# Entries supplied
§

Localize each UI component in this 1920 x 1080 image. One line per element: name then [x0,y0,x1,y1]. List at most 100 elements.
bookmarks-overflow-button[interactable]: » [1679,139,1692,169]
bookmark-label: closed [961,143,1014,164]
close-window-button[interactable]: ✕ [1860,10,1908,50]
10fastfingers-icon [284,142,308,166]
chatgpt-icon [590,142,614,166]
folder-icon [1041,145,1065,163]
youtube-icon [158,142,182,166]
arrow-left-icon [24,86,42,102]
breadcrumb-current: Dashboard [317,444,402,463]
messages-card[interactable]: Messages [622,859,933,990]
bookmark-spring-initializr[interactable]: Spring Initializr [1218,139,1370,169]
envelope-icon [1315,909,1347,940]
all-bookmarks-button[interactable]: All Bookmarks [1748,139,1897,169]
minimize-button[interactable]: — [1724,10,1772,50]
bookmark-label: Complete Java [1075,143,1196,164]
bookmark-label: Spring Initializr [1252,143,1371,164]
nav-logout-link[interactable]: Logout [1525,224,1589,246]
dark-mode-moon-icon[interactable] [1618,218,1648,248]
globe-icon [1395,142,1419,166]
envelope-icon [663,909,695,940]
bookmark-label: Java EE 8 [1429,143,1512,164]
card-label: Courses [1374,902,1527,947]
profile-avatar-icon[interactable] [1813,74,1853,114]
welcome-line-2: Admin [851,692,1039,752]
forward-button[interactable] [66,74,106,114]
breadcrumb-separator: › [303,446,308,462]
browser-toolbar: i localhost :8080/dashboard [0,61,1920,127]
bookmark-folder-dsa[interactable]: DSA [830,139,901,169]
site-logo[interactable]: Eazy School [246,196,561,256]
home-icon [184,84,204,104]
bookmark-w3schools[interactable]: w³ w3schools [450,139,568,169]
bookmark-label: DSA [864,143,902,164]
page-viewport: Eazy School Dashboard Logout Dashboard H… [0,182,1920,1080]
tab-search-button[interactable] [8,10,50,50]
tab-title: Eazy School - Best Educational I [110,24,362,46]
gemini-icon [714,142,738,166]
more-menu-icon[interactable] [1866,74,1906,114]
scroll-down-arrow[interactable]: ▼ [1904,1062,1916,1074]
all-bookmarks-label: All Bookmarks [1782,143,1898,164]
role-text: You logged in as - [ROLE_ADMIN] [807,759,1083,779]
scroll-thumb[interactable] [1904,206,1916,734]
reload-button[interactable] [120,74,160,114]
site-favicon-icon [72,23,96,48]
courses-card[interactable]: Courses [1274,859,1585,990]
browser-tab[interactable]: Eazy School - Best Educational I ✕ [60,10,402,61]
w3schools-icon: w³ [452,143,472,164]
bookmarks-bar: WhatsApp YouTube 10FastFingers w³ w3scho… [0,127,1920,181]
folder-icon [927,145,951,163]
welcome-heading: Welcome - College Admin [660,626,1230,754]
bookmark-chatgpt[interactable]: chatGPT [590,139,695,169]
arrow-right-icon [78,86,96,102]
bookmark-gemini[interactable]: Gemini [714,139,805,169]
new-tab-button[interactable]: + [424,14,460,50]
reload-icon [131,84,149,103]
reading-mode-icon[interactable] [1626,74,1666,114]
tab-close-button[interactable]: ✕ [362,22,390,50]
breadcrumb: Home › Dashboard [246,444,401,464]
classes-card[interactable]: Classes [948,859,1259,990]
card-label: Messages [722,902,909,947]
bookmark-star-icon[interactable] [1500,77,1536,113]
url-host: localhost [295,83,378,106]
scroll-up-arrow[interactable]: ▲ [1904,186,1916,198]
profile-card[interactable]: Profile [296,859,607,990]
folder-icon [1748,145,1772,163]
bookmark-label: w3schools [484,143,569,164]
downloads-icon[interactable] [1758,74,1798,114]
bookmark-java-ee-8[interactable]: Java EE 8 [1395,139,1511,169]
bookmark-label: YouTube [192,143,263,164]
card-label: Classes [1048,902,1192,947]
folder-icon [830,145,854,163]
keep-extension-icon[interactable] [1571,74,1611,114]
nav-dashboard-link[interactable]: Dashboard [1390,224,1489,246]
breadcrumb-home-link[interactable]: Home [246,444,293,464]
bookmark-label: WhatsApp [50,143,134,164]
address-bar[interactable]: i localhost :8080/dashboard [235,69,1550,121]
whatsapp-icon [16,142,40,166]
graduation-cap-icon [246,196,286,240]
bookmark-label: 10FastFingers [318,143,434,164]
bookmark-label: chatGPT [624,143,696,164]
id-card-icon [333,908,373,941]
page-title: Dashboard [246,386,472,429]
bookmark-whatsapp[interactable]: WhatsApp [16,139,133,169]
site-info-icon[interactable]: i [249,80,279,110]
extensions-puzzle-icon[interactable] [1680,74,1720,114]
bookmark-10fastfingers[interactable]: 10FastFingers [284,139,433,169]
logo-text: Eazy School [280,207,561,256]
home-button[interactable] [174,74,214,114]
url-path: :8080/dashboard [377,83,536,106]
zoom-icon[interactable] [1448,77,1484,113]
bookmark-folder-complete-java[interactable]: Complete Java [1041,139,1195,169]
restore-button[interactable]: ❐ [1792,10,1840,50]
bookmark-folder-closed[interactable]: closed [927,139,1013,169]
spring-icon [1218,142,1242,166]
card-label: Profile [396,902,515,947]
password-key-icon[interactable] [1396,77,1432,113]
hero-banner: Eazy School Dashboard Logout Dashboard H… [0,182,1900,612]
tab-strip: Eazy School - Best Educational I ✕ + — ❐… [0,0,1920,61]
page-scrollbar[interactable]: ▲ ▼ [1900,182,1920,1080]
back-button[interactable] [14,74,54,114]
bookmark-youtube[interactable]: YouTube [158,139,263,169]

§

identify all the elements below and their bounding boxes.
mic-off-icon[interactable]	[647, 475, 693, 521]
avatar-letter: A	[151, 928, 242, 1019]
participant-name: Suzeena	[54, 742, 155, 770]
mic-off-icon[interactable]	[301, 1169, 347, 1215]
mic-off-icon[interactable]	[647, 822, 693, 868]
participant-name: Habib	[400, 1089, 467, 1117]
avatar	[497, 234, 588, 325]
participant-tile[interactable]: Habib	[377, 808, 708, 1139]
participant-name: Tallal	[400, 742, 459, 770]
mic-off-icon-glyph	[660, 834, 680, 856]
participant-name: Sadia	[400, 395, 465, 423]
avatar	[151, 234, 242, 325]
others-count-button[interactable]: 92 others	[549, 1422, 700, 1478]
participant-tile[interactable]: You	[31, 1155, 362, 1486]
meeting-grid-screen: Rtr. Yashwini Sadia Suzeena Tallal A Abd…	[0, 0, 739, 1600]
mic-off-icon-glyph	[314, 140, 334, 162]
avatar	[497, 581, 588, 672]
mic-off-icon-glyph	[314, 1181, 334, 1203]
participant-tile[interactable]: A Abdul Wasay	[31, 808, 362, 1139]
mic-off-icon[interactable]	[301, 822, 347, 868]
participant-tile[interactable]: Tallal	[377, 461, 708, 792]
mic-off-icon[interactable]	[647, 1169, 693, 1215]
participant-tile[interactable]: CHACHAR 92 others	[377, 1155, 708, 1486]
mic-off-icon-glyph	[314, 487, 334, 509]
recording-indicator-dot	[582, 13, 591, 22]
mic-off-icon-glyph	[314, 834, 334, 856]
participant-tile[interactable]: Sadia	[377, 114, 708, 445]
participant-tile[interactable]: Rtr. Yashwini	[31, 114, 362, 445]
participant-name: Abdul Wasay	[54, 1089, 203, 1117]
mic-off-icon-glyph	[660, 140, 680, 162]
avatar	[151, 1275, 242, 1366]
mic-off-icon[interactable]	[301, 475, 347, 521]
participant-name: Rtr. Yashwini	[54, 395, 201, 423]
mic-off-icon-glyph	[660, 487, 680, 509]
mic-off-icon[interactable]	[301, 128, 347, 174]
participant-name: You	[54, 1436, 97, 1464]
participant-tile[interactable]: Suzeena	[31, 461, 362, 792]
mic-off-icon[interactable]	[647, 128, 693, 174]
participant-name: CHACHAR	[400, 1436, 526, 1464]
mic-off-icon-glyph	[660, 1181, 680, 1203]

§

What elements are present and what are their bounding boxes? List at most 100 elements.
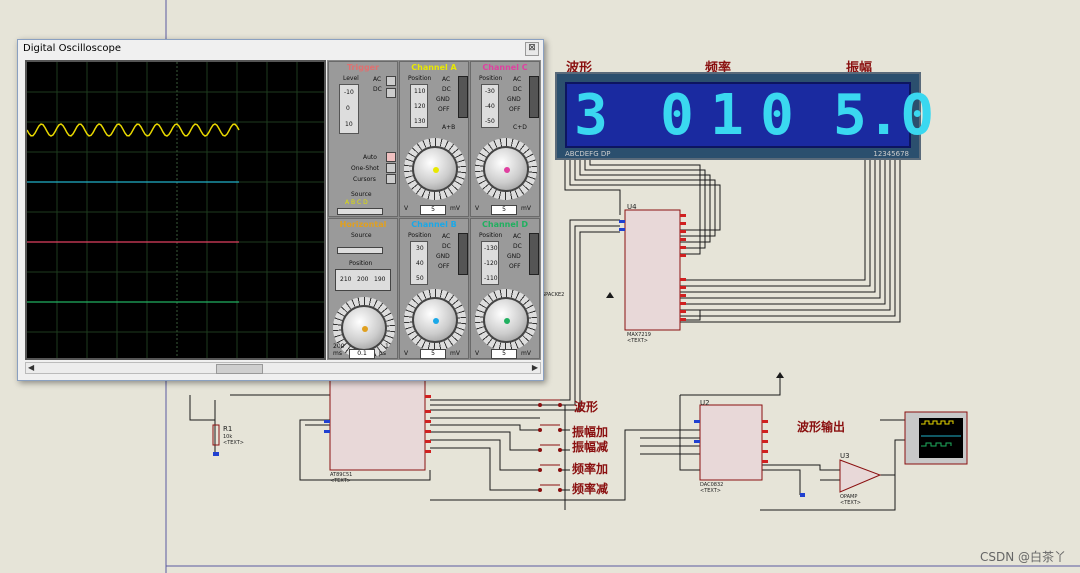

§

# Task to complete
Put everything from the line containing "identify all the" down to the line containing "1155, 362, 1486]" into a Markdown table with the columns Row and Line. Number the rows in order and omit any blank lines.

# Complete answer
| Row | Line |
|---|---|
| 1 | identify all the elements below and their bounding boxes. |
| 2 | mic-off-icon[interactable]	[647, 475, 693, 521] |
| 3 | avatar-letter: A	[151, 928, 242, 1019] |
| 4 | participant-name: Suzeena	[54, 742, 155, 770] |
| 5 | mic-off-icon[interactable]	[301, 1169, 347, 1215] |
| 6 | mic-off-icon[interactable]	[647, 822, 693, 868] |
| 7 | participant-name: Habib	[400, 1089, 467, 1117] |
| 8 | avatar	[497, 234, 588, 325] |
| 9 | participant-tile[interactable]: Habib	[377, 808, 708, 1139] |
| 10 | participant-name: Tallal	[400, 742, 459, 770] |
| 11 | mic-off-icon-glyph	[660, 834, 680, 856] |
| 12 | participant-name: Sadia	[400, 395, 465, 423] |
| 13 | avatar	[151, 234, 242, 325] |
| 14 | others-count-button[interactable]: 92 others	[549, 1422, 700, 1478] |
| 15 | participant-tile[interactable]: You	[31, 1155, 362, 1486] |